**What to work on**
Leave out any pictures and transcribe all other data below exactly.

+---+

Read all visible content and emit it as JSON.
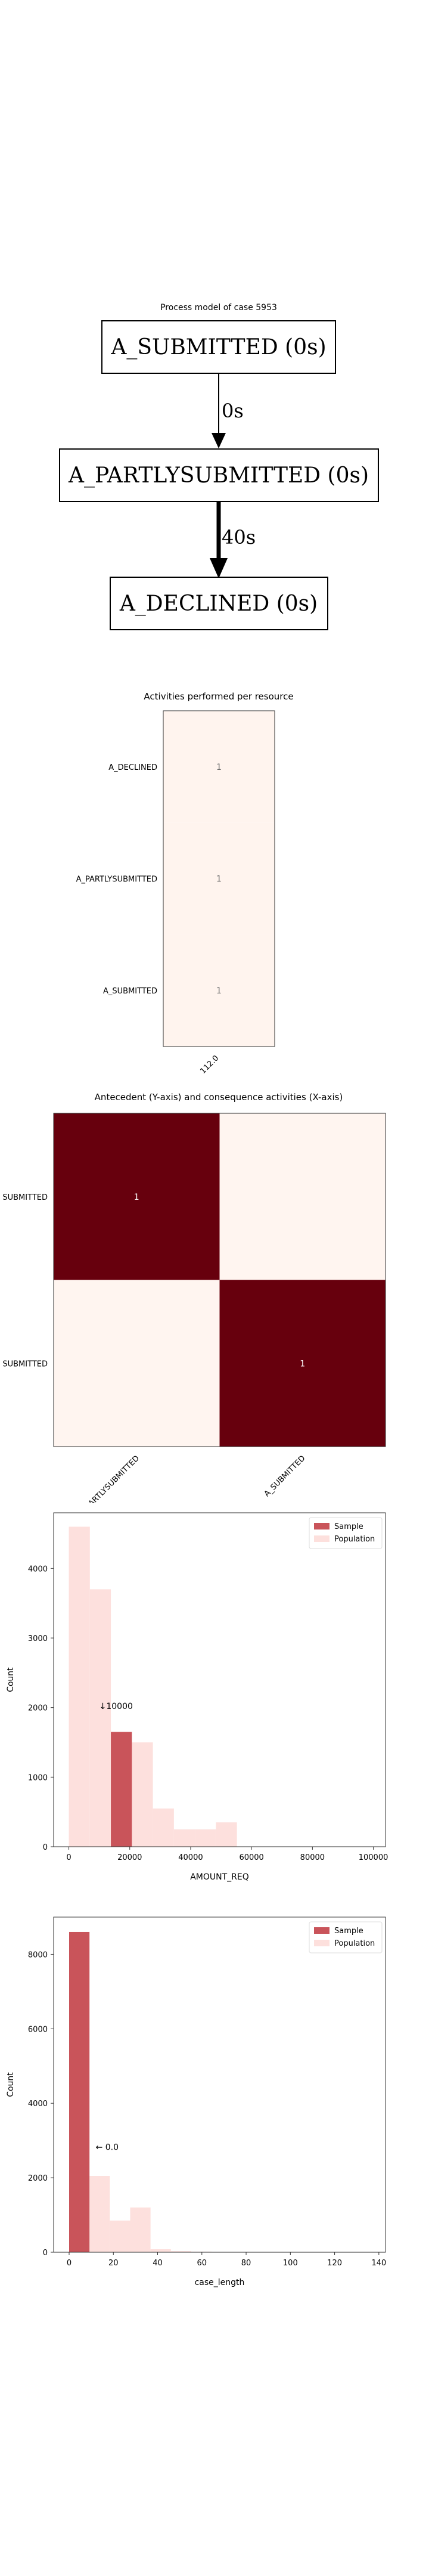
{
  "process_model": {
    "title": "Process model of case 5953",
    "nodes": [
      "A_SUBMITTED (0s)",
      "A_PARTLYSUBMITTED (0s)",
      "A_DECLINED (0s)"
    ],
    "edges": [
      {
        "from": 0,
        "to": 1,
        "label": "0s"
      },
      {
        "from": 1,
        "to": 2,
        "label": "40s"
      }
    ]
  },
  "chart_data": [
    {
      "type": "heatmap",
      "title": "Activities performed per resource",
      "rows": [
        "A_DECLINED",
        "A_PARTLYSUBMITTED",
        "A_SUBMITTED"
      ],
      "columns": [
        "112.0"
      ],
      "values": [
        [
          1
        ],
        [
          1
        ],
        [
          1
        ]
      ],
      "colors": {
        "cell": "#fff4ee",
        "text": "#6b6b6b"
      }
    },
    {
      "type": "heatmap",
      "title": "Antecedent (Y-axis) and consequence activities (X-axis)",
      "rows": [
        "A_PARTLYSUBMITTED",
        "A_SUBMITTED"
      ],
      "row_labels_visible": [
        "SUBMITTED",
        "SUBMITTED"
      ],
      "columns": [
        "A_PARTLYSUBMITTED",
        "A_SUBMITTED"
      ],
      "values": [
        [
          1,
          0
        ],
        [
          0,
          1
        ]
      ],
      "colors": {
        "high": "#67000d",
        "low": "#fff5f0",
        "text": "#ffffff"
      }
    },
    {
      "type": "bar",
      "xlabel": "AMOUNT_REQ",
      "ylabel": "Count",
      "xlim": [
        -5000,
        104000
      ],
      "ylim": [
        0,
        4800
      ],
      "xticks": [
        "0",
        "20000",
        "40000",
        "60000",
        "80000",
        "100000"
      ],
      "xtick_values": [
        0,
        20000,
        40000,
        60000,
        80000,
        100000
      ],
      "yticks": [
        "0",
        "1000",
        "2000",
        "3000",
        "4000"
      ],
      "ytick_values": [
        0,
        1000,
        2000,
        3000,
        4000
      ],
      "bin_width": 6900,
      "series": [
        {
          "name": "Population",
          "color": "#fde0dd",
          "bins": [
            [
              0,
              4600
            ],
            [
              6900,
              3700
            ],
            [
              13800,
              1650
            ],
            [
              20700,
              1500
            ],
            [
              27600,
              550
            ],
            [
              34500,
              250
            ],
            [
              41400,
              250
            ],
            [
              48300,
              350
            ]
          ]
        },
        {
          "name": "Sample",
          "color": "#c9545a",
          "bins": [
            [
              13800,
              1650
            ]
          ]
        }
      ],
      "annotation": {
        "text": "↓10000",
        "x": 10000,
        "y": 1980
      },
      "legend": "top-right"
    },
    {
      "type": "bar",
      "xlabel": "case_length",
      "ylabel": "Count",
      "xlim": [
        -7,
        143
      ],
      "ylim": [
        0,
        9000
      ],
      "xticks": [
        "0",
        "20",
        "40",
        "60",
        "80",
        "100",
        "120",
        "140"
      ],
      "xtick_values": [
        0,
        20,
        40,
        60,
        80,
        100,
        120,
        140
      ],
      "yticks": [
        "0",
        "2000",
        "4000",
        "6000",
        "8000"
      ],
      "ytick_values": [
        0,
        2000,
        4000,
        6000,
        8000
      ],
      "bin_width": 9.2,
      "series": [
        {
          "name": "Population",
          "color": "#fde0dd",
          "bins": [
            [
              0,
              8600
            ],
            [
              9.2,
              2050
            ],
            [
              18.4,
              850
            ],
            [
              27.6,
              1200
            ],
            [
              36.8,
              80
            ],
            [
              46,
              30
            ],
            [
              55.2,
              15
            ]
          ]
        },
        {
          "name": "Sample",
          "color": "#c9545a",
          "bins": [
            [
              0,
              8600
            ]
          ]
        }
      ],
      "annotation": {
        "text": "← 0.0",
        "x": 12,
        "y": 2750
      },
      "legend": "top-right"
    }
  ]
}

+---+

**Response to this task**
Read all visible content and emit it as JSON.
{
  "process_model": {
    "title": "Process model of case 5953",
    "nodes": [
      "A_SUBMITTED (0s)",
      "A_PARTLYSUBMITTED (0s)",
      "A_DECLINED (0s)"
    ],
    "edges": [
      {
        "from": 0,
        "to": 1,
        "label": "0s"
      },
      {
        "from": 1,
        "to": 2,
        "label": "40s"
      }
    ]
  },
  "chart_data": [
    {
      "type": "heatmap",
      "title": "Activities performed per resource",
      "rows": [
        "A_DECLINED",
        "A_PARTLYSUBMITTED",
        "A_SUBMITTED"
      ],
      "columns": [
        "112.0"
      ],
      "values": [
        [
          1
        ],
        [
          1
        ],
        [
          1
        ]
      ],
      "colors": {
        "cell": "#fff4ee",
        "text": "#6b6b6b"
      }
    },
    {
      "type": "heatmap",
      "title": "Antecedent (Y-axis) and consequence activities (X-axis)",
      "rows": [
        "A_PARTLYSUBMITTED",
        "A_SUBMITTED"
      ],
      "row_labels_visible": [
        "SUBMITTED",
        "SUBMITTED"
      ],
      "columns": [
        "A_PARTLYSUBMITTED",
        "A_SUBMITTED"
      ],
      "values": [
        [
          1,
          0
        ],
        [
          0,
          1
        ]
      ],
      "colors": {
        "high": "#67000d",
        "low": "#fff5f0",
        "text": "#ffffff"
      }
    },
    {
      "type": "bar",
      "xlabel": "AMOUNT_REQ",
      "ylabel": "Count",
      "xlim": [
        -5000,
        104000
      ],
      "ylim": [
        0,
        4800
      ],
      "xticks": [
        "0",
        "20000",
        "40000",
        "60000",
        "80000",
        "100000"
      ],
      "xtick_values": [
        0,
        20000,
        40000,
        60000,
        80000,
        100000
      ],
      "yticks": [
        "0",
        "1000",
        "2000",
        "3000",
        "4000"
      ],
      "ytick_values": [
        0,
        1000,
        2000,
        3000,
        4000
      ],
      "bin_width": 6900,
      "series": [
        {
          "name": "Population",
          "color": "#fde0dd",
          "bins": [
            [
              0,
              4600
            ],
            [
              6900,
              3700
            ],
            [
              13800,
              1650
            ],
            [
              20700,
              1500
            ],
            [
              27600,
              550
            ],
            [
              34500,
              250
            ],
            [
              41400,
              250
            ],
            [
              48300,
              350
            ]
          ]
        },
        {
          "name": "Sample",
          "color": "#c9545a",
          "bins": [
            [
              13800,
              1650
            ]
          ]
        }
      ],
      "annotation": {
        "text": "↓10000",
        "x": 10000,
        "y": 1980
      },
      "legend": "top-right"
    },
    {
      "type": "bar",
      "xlabel": "case_length",
      "ylabel": "Count",
      "xlim": [
        -7,
        143
      ],
      "ylim": [
        0,
        9000
      ],
      "xticks": [
        "0",
        "20",
        "40",
        "60",
        "80",
        "100",
        "120",
        "140"
      ],
      "xtick_values": [
        0,
        20,
        40,
        60,
        80,
        100,
        120,
        140
      ],
      "yticks": [
        "0",
        "2000",
        "4000",
        "6000",
        "8000"
      ],
      "ytick_values": [
        0,
        2000,
        4000,
        6000,
        8000
      ],
      "bin_width": 9.2,
      "series": [
        {
          "name": "Population",
          "color": "#fde0dd",
          "bins": [
            [
              0,
              8600
            ],
            [
              9.2,
              2050
            ],
            [
              18.4,
              850
            ],
            [
              27.6,
              1200
            ],
            [
              36.8,
              80
            ],
            [
              46,
              30
            ],
            [
              55.2,
              15
            ]
          ]
        },
        {
          "name": "Sample",
          "color": "#c9545a",
          "bins": [
            [
              0,
              8600
            ]
          ]
        }
      ],
      "annotation": {
        "text": "← 0.0",
        "x": 12,
        "y": 2750
      },
      "legend": "top-right"
    }
  ]
}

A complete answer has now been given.